### WRITTEN REQUEST
Gather up every line that includes the string "Output".

::::

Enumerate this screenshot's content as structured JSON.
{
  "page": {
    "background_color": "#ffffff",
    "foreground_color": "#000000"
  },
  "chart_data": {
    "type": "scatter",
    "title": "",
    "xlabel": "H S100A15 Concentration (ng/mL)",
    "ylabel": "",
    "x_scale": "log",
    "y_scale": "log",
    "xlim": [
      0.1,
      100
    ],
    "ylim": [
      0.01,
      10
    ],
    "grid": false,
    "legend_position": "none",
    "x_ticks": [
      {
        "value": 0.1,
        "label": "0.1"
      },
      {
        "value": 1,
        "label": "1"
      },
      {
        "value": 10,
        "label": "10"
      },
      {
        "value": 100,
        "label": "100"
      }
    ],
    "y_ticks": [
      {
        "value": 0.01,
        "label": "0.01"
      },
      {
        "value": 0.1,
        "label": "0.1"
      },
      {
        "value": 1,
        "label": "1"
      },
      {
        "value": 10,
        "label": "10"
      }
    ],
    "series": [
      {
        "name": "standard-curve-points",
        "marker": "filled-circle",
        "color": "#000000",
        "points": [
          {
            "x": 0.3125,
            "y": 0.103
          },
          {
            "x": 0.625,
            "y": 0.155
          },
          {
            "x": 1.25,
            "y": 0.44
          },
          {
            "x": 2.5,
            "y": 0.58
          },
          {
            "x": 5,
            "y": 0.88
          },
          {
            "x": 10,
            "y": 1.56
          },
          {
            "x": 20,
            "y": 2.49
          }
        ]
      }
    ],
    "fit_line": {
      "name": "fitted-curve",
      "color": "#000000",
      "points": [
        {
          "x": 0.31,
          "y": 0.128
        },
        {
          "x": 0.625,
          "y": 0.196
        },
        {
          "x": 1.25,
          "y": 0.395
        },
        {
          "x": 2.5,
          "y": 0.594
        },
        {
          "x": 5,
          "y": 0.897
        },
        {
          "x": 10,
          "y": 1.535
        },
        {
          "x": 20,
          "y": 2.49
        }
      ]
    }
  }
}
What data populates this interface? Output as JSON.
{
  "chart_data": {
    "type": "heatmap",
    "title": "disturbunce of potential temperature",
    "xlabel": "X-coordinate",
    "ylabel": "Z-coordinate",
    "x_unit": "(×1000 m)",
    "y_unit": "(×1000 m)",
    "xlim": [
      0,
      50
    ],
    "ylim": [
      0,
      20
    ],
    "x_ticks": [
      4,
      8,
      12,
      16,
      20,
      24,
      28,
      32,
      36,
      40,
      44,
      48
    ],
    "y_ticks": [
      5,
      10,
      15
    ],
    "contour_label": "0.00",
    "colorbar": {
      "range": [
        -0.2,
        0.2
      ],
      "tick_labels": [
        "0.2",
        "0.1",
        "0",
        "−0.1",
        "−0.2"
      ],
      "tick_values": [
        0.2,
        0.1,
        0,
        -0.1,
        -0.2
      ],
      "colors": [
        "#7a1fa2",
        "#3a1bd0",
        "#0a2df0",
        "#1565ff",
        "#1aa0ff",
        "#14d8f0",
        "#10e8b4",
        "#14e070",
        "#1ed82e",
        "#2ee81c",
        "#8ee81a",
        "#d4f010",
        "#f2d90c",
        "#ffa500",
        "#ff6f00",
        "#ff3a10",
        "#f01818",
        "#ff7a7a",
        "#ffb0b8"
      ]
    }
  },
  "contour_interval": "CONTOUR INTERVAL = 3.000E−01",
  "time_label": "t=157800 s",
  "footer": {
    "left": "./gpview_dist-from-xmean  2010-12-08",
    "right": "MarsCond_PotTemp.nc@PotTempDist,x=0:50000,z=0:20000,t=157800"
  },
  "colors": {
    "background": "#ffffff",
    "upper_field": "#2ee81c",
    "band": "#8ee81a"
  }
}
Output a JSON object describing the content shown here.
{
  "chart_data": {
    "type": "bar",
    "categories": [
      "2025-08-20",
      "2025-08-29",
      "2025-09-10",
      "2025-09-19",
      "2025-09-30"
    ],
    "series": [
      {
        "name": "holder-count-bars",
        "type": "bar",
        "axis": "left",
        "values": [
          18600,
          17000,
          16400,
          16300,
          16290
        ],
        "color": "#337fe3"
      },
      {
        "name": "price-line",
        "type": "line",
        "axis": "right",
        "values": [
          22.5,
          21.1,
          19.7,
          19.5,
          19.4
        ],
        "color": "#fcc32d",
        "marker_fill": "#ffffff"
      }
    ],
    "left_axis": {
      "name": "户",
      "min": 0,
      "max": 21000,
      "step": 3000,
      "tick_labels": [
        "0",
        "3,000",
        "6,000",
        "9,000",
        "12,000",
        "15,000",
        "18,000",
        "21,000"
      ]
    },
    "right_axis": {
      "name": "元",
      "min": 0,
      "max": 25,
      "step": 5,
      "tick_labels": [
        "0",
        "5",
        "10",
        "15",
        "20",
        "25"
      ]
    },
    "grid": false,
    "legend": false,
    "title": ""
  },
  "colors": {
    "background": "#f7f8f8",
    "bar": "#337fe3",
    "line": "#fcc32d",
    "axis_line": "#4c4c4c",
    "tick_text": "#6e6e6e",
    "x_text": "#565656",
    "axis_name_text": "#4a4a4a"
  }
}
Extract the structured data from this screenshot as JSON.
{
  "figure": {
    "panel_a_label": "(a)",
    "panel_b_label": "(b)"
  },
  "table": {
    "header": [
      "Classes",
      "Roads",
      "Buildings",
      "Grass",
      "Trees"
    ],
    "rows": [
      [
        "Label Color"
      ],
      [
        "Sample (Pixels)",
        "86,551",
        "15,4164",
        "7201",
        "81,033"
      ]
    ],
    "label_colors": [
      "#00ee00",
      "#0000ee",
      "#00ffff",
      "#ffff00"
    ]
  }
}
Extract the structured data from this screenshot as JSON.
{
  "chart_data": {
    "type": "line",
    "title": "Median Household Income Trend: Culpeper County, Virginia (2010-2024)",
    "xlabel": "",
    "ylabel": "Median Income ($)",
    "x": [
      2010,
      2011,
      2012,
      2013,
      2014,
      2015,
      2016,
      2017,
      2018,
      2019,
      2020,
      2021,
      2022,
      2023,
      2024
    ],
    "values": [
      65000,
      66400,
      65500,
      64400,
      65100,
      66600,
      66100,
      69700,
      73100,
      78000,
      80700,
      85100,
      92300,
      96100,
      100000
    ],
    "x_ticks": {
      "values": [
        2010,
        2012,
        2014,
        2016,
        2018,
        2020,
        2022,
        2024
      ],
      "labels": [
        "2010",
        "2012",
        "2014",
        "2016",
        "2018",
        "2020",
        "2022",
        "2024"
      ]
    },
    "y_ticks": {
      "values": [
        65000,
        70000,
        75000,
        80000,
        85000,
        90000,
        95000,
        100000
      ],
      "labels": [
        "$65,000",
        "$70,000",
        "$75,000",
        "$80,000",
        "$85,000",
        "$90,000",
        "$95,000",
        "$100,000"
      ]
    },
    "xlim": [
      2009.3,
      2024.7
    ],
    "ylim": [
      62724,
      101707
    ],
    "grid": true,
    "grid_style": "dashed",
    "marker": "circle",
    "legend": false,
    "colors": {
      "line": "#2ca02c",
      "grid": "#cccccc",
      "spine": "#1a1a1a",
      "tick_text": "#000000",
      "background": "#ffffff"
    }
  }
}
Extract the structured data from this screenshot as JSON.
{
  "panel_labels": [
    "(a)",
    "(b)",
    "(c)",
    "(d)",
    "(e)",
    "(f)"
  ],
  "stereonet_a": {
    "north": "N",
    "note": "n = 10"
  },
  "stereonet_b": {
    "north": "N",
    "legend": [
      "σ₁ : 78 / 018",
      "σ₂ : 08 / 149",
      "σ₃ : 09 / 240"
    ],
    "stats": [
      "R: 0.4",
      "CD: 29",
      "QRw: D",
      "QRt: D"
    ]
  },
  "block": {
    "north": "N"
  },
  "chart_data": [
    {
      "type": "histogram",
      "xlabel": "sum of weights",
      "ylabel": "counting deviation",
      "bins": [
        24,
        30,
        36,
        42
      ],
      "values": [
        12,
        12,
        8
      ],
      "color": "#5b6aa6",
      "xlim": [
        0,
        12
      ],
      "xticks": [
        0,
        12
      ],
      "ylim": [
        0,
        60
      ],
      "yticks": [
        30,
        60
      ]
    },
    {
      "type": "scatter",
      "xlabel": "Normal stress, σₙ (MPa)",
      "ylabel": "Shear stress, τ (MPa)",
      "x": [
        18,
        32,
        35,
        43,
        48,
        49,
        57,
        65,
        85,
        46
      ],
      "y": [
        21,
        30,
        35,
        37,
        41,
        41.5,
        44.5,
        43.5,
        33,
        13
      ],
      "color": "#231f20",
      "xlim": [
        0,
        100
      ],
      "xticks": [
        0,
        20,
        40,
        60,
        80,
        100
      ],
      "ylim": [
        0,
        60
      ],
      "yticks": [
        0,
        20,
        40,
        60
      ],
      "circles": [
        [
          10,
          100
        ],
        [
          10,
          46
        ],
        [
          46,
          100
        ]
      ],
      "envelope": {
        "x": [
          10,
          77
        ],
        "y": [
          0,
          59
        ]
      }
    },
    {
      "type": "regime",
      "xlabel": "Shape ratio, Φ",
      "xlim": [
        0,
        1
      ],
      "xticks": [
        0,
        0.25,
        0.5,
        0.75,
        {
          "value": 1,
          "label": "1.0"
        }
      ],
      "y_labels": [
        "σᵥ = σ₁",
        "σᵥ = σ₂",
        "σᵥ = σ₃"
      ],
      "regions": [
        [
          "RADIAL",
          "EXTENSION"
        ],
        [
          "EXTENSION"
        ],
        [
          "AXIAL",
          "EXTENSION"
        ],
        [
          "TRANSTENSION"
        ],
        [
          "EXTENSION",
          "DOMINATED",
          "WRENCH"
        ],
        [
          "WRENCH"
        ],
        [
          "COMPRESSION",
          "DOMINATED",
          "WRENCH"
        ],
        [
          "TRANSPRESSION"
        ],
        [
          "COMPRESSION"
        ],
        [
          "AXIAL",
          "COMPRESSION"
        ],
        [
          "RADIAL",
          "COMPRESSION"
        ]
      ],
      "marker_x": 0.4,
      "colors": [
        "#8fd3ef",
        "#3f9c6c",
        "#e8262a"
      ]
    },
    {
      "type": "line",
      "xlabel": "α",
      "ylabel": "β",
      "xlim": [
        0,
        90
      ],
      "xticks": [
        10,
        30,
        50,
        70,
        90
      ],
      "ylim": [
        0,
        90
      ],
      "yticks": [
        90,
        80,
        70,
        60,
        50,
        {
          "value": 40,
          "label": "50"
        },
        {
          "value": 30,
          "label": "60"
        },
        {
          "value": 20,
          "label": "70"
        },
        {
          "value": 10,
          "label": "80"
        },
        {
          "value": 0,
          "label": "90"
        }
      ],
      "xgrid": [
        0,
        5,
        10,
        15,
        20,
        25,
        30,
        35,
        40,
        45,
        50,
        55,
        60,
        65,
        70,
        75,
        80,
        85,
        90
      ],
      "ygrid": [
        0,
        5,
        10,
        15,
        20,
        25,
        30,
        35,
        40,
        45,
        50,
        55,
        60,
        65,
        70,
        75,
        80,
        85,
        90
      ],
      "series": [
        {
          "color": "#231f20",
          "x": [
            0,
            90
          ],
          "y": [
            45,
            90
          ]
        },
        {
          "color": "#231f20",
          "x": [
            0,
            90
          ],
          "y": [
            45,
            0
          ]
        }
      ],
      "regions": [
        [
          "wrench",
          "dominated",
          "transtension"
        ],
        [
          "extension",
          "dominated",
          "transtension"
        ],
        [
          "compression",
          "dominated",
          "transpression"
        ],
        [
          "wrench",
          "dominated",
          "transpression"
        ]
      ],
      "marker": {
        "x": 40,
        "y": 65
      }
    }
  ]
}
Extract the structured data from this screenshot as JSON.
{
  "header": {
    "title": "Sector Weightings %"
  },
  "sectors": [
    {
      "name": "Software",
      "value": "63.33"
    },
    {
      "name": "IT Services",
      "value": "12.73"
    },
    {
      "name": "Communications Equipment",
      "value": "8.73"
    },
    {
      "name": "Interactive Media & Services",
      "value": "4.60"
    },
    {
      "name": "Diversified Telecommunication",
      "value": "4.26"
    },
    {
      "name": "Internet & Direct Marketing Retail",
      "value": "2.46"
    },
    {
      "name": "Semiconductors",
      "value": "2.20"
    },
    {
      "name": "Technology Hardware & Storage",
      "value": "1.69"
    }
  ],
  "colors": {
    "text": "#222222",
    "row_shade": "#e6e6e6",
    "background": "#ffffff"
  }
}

::::

### SOLUTION
What data populates this interface? Output as JSON.
Output a JSON object describing the content shown here.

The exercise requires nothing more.